===== Records to process

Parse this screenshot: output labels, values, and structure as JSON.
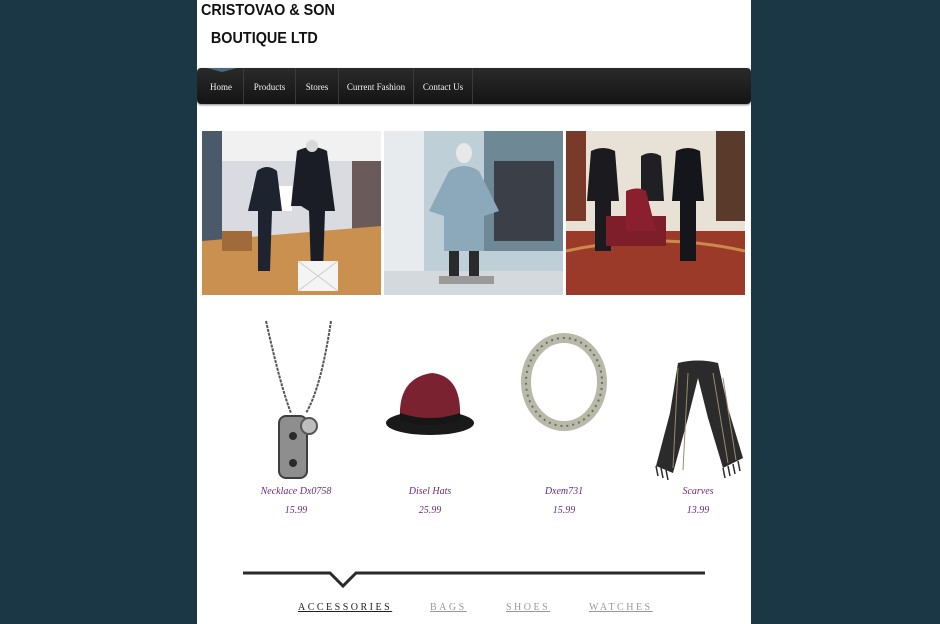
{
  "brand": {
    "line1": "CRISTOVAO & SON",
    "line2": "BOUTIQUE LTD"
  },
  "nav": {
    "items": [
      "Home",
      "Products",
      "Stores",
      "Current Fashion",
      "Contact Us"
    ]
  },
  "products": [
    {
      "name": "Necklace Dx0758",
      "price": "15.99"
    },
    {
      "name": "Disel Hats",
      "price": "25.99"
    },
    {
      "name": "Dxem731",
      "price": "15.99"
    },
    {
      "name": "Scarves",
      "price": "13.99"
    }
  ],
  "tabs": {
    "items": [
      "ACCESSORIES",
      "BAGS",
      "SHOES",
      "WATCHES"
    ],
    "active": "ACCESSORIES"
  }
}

==========
===== Records to process

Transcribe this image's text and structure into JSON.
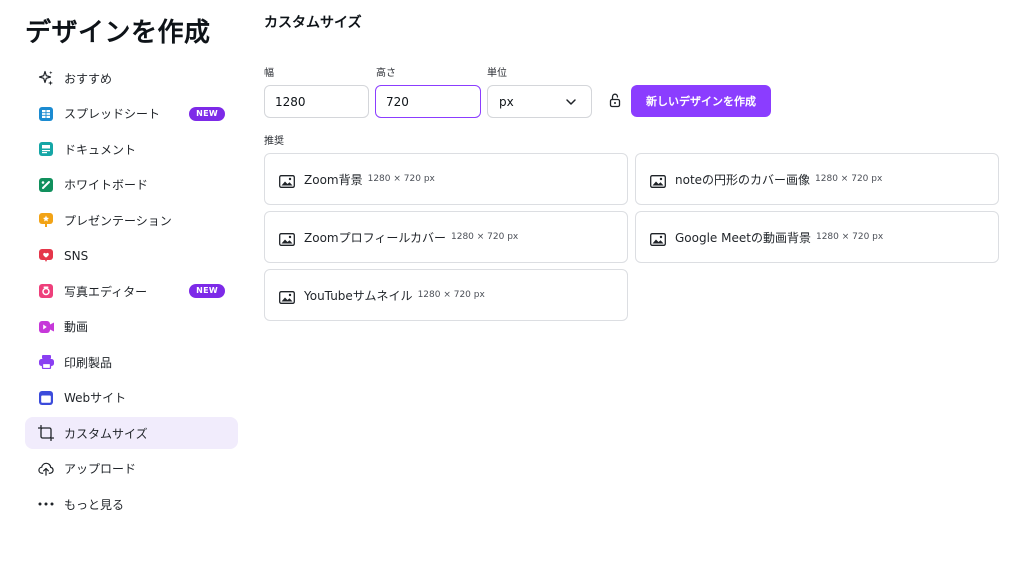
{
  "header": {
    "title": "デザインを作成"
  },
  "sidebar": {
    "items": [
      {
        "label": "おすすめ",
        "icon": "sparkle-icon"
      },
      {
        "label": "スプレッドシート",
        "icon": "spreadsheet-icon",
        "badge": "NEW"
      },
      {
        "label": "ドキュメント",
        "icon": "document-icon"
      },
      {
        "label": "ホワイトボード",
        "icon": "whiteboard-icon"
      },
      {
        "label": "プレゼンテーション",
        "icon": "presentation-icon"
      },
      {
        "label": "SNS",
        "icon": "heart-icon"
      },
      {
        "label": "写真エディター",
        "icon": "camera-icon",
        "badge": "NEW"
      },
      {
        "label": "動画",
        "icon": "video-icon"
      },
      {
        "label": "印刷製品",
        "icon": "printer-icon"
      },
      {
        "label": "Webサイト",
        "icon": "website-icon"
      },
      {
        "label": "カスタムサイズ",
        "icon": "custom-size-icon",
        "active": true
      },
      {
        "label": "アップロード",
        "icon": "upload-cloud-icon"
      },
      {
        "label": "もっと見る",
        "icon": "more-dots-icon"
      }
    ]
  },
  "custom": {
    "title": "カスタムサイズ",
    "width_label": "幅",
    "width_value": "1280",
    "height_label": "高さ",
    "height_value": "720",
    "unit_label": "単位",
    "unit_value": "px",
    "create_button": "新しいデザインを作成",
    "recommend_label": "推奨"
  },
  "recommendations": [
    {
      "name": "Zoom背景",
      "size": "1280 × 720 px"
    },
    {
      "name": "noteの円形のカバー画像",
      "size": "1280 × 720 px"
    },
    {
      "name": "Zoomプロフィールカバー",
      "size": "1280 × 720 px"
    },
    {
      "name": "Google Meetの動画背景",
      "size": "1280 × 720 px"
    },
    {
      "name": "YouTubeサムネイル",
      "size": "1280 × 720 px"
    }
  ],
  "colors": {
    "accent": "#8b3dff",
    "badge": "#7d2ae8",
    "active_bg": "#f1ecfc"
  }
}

==========
===== Records to process

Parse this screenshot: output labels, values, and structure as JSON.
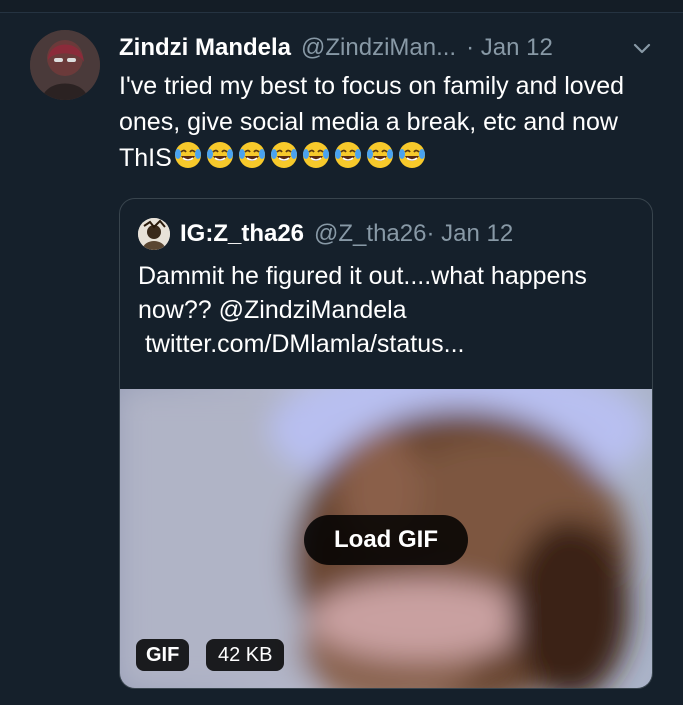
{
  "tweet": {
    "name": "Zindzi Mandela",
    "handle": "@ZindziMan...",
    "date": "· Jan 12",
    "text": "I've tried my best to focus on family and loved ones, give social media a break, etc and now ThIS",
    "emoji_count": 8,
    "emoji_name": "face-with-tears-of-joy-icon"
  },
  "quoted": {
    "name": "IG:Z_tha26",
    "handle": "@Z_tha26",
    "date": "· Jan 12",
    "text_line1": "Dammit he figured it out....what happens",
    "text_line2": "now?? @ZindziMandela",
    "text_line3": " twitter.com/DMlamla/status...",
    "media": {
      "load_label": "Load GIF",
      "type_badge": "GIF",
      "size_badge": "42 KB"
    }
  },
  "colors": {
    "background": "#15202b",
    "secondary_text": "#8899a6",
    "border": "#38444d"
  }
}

==========

Goal: Identify the lines in the entries that hold "price" and return each one.

The answer:
      "price": "15.99"
      "price": "25.99"
      "price": "15.99"
      "price": "13.99"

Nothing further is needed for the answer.